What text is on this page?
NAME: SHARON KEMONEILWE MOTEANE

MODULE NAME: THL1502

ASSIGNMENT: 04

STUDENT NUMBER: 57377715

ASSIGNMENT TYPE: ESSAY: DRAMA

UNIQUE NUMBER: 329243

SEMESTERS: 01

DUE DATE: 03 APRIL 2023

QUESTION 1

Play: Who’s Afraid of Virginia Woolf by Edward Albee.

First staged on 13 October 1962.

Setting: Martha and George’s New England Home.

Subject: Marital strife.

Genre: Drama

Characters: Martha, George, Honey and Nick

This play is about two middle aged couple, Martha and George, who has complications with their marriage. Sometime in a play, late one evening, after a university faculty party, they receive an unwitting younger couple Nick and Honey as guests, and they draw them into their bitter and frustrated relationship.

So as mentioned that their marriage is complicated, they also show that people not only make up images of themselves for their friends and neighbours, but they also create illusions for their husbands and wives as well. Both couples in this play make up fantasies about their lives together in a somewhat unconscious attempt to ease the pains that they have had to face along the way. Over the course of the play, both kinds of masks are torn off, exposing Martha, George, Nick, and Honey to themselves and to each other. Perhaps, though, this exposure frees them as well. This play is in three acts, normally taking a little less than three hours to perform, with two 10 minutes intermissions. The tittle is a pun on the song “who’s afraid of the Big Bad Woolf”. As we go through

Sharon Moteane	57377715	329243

> [Stated exercise] Calculate how many lines of the material include the string "ASSIGNMENT", and state that number by itself.

> [Written answer] 2